Copy, from the entries below, each line where the word "JSON" can be found.

____

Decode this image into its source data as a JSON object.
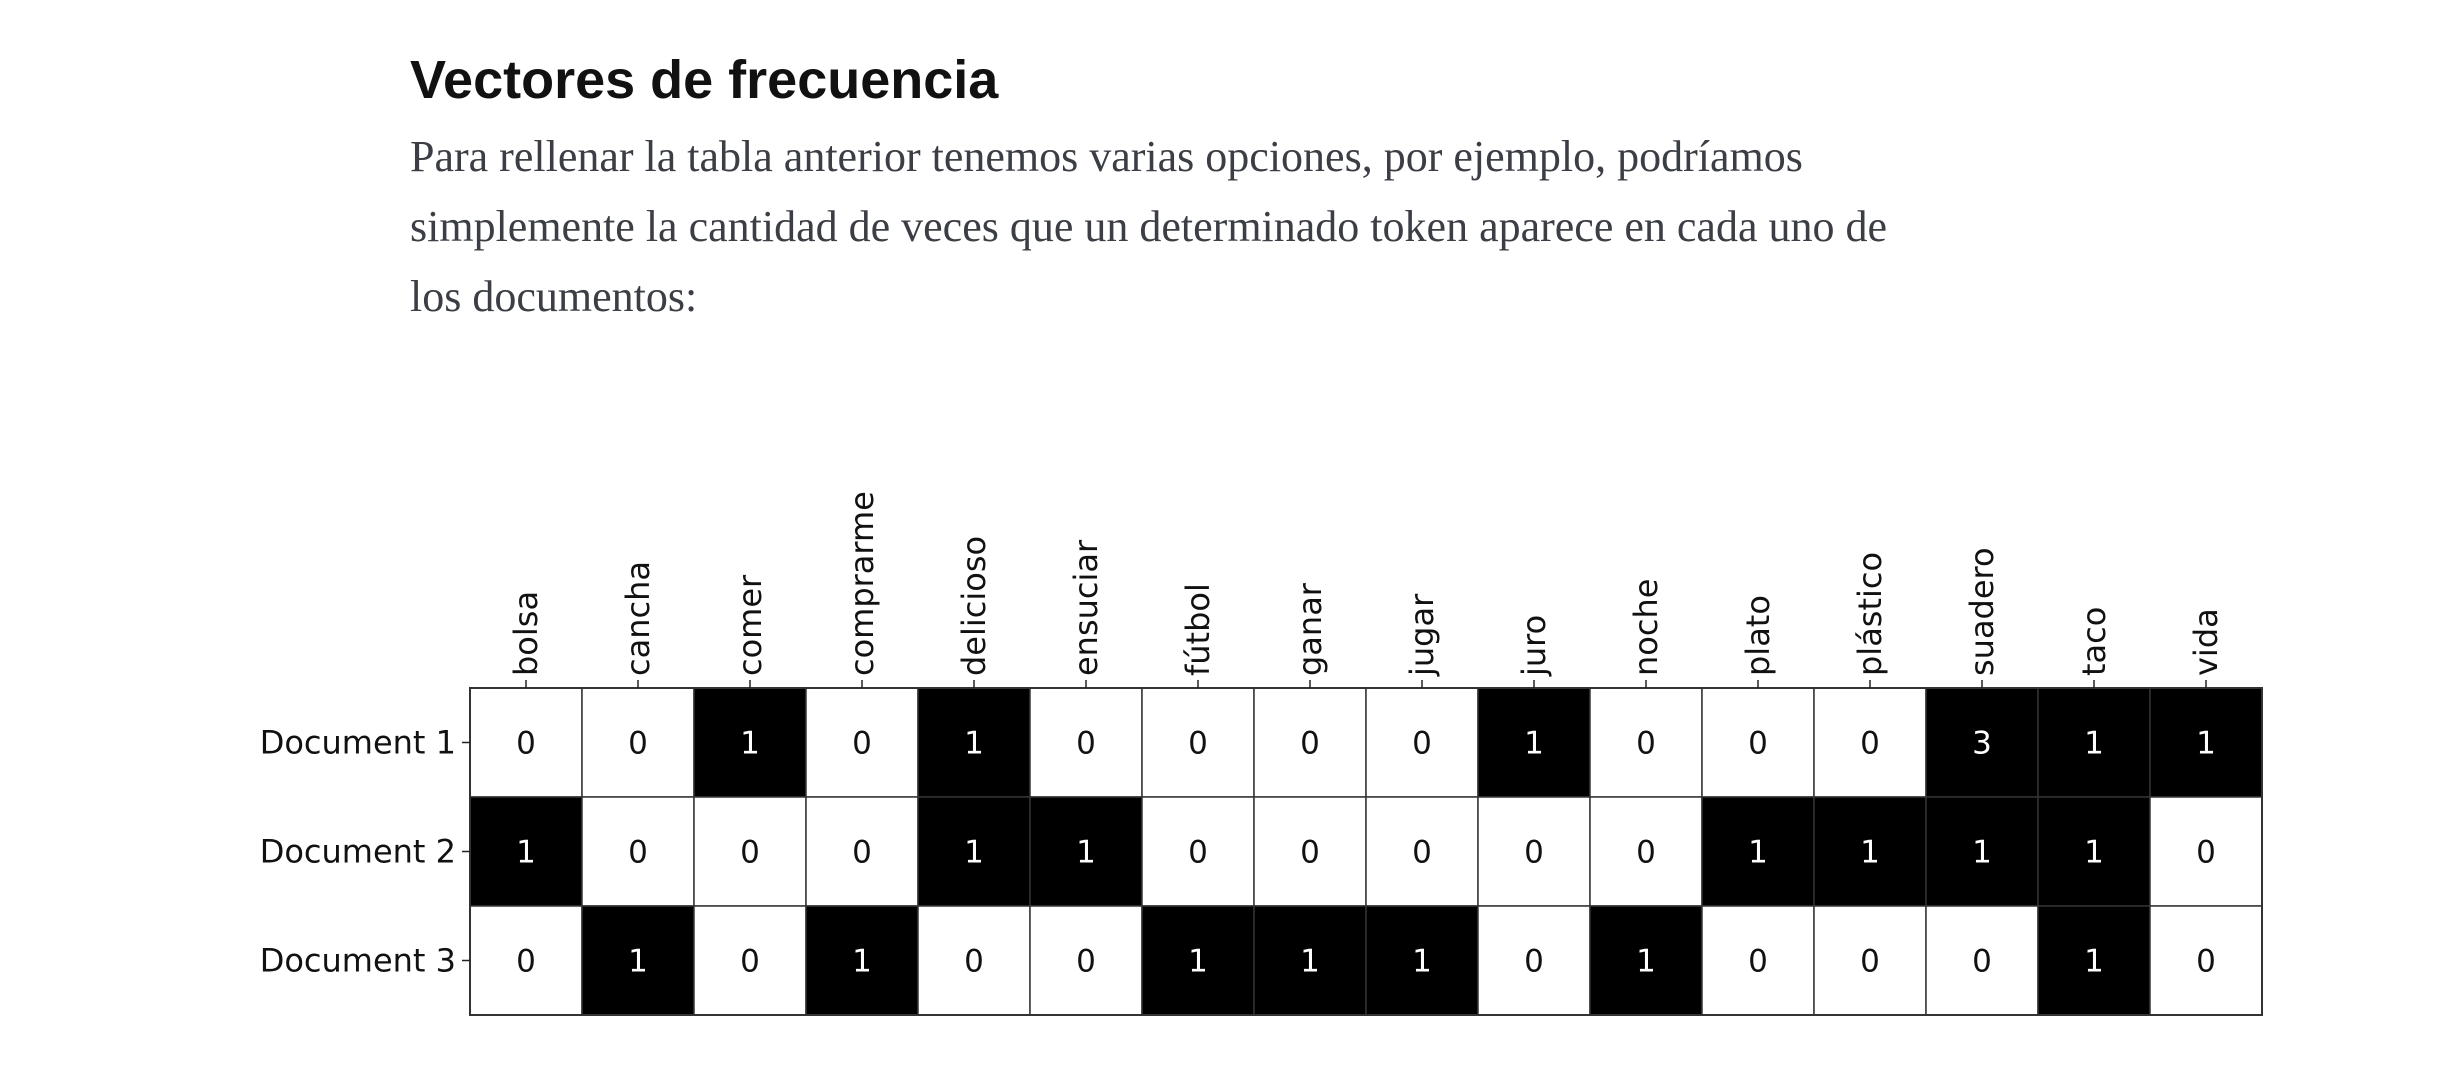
{
  "article": {
    "title": "Vectores de frecuencia",
    "paragraph_lines": [
      "Para rellenar la tabla anterior tenemos varias opciones, por ejemplo, podríamos",
      "simplemente la cantidad de veces que un determinado token aparece en cada uno de",
      "los documentos:"
    ]
  },
  "chart_data": {
    "type": "heatmap",
    "title": "",
    "xlabel": "",
    "ylabel": "",
    "x_tick_position": "top",
    "x_tick_rotation": "vertical",
    "colors": {
      "zero": "#ffffff",
      "nonzero": "#000000",
      "text_on_zero": "#111111",
      "text_on_nonzero": "#ffffff",
      "grid": "#333333"
    },
    "columns": [
      "bolsa",
      "cancha",
      "comer",
      "comprarme",
      "delicioso",
      "ensuciar",
      "fútbol",
      "ganar",
      "jugar",
      "juro",
      "noche",
      "plato",
      "plástico",
      "suadero",
      "taco",
      "vida"
    ],
    "rows": [
      "Document 1",
      "Document 2",
      "Document 3"
    ],
    "values": [
      [
        0,
        0,
        1,
        0,
        1,
        0,
        0,
        0,
        0,
        1,
        0,
        0,
        0,
        3,
        1,
        1
      ],
      [
        1,
        0,
        0,
        0,
        1,
        1,
        0,
        0,
        0,
        0,
        0,
        1,
        1,
        1,
        1,
        0
      ],
      [
        0,
        1,
        0,
        1,
        0,
        0,
        1,
        1,
        1,
        0,
        1,
        0,
        0,
        0,
        1,
        0
      ]
    ]
  }
}
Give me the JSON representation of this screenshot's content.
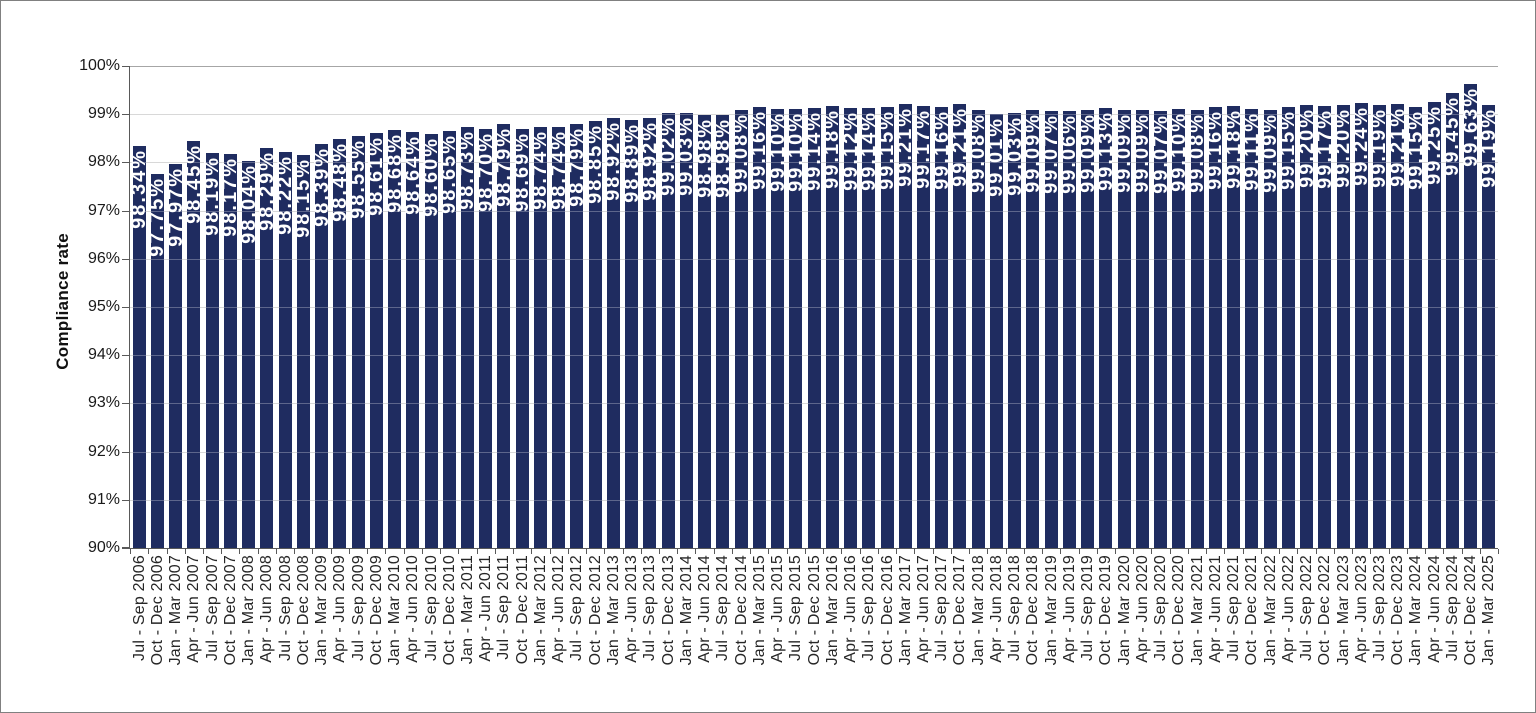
{
  "chart_data": {
    "type": "bar",
    "title": "",
    "xlabel": "",
    "ylabel": "Compliance rate",
    "ylim": [
      90,
      100
    ],
    "y_tick_labels": [
      "90%",
      "91%",
      "92%",
      "93%",
      "94%",
      "95%",
      "96%",
      "97%",
      "98%",
      "99%",
      "100%"
    ],
    "grid": true,
    "legend": "none",
    "value_label_format": "percent-2dp",
    "bar_color": "#1F2C60",
    "value_label_color": "#FFFFFF",
    "gridline_color": "#C9C9C9",
    "axis_color": "#595959",
    "categories": [
      "Jul - Sep 2006",
      "Oct - Dec 2006",
      "Jan - Mar 2007",
      "Apr - Jun 2007",
      "Jul - Sep 2007",
      "Oct - Dec 2007",
      "Jan - Mar 2008",
      "Apr - Jun 2008",
      "Jul - Sep 2008",
      "Oct - Dec 2008",
      "Jan - Mar 2009",
      "Apr - Jun 2009",
      "Jul - Sep 2009",
      "Oct - Dec 2009",
      "Jan - Mar 2010",
      "Apr - Jun 2010",
      "Jul - Sep 2010",
      "Oct - Dec 2010",
      "Jan - Mar 2011",
      "Apr - Jun 2011",
      "Jul - Sep 2011",
      "Oct - Dec 2011",
      "Jan - Mar 2012",
      "Apr - Jun 2012",
      "Jul - Sep 2012",
      "Oct - Dec 2012",
      "Jan - Mar 2013",
      "Apr - Jun 2013",
      "Jul - Sep 2013",
      "Oct - Dec 2013",
      "Jan - Mar 2014",
      "Apr - Jun 2014",
      "Jul - Sep 2014",
      "Oct - Dec 2014",
      "Jan - Mar 2015",
      "Apr - Jun 2015",
      "Jul - Sep 2015",
      "Oct - Dec 2015",
      "Jan - Mar 2016",
      "Apr - Jun 2016",
      "Jul - Sep 2016",
      "Oct - Dec 2016",
      "Jan - Mar 2017",
      "Apr - Jun 2017",
      "Jul - Sep 2017",
      "Oct - Dec 2017",
      "Jan - Mar 2018",
      "Apr - Jun 2018",
      "Jul - Sep 2018",
      "Oct - Dec 2018",
      "Jan - Mar 2019",
      "Apr - Jun 2019",
      "Jul - Sep 2019",
      "Oct - Dec 2019",
      "Jan - Mar 2020",
      "Apr - Jun 2020",
      "Jul - Sep 2020",
      "Oct - Dec 2020",
      "Jan - Mar 2021",
      "Apr - Jun 2021",
      "Jul - Sep 2021",
      "Oct - Dec 2021",
      "Jan - Mar 2022",
      "Apr - Jun 2022",
      "Jul - Sep 2022",
      "Oct - Dec 2022",
      "Jan - Mar 2023",
      "Apr - Jun 2023",
      "Jul - Sep 2023",
      "Oct - Dec 2023",
      "Jan - Mar 2024",
      "Apr - Jun 2024",
      "Jul - Sep 2024",
      "Oct - Dec 2024",
      "Jan - Mar 2025"
    ],
    "values": [
      98.34,
      97.75,
      97.97,
      98.45,
      98.19,
      98.17,
      98.04,
      98.29,
      98.22,
      98.15,
      98.39,
      98.48,
      98.55,
      98.61,
      98.68,
      98.64,
      98.6,
      98.65,
      98.73,
      98.7,
      98.79,
      98.69,
      98.74,
      98.74,
      98.79,
      98.85,
      98.92,
      98.89,
      98.92,
      99.02,
      99.03,
      98.98,
      98.98,
      99.08,
      99.16,
      99.1,
      99.1,
      99.14,
      99.18,
      99.12,
      99.14,
      99.15,
      99.21,
      99.17,
      99.16,
      99.21,
      99.08,
      99.01,
      99.03,
      99.09,
      99.07,
      99.06,
      99.09,
      99.13,
      99.09,
      99.09,
      99.07,
      99.1,
      99.08,
      99.16,
      99.18,
      99.11,
      99.09,
      99.15,
      99.2,
      99.17,
      99.2,
      99.24,
      99.19,
      99.21,
      99.15,
      99.25,
      99.45,
      99.63,
      99.19
    ]
  }
}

____

▶ [Response to this task]:
Decode this image into its source data as a JSON object.
Give me the JSON representation of this screenshot's content.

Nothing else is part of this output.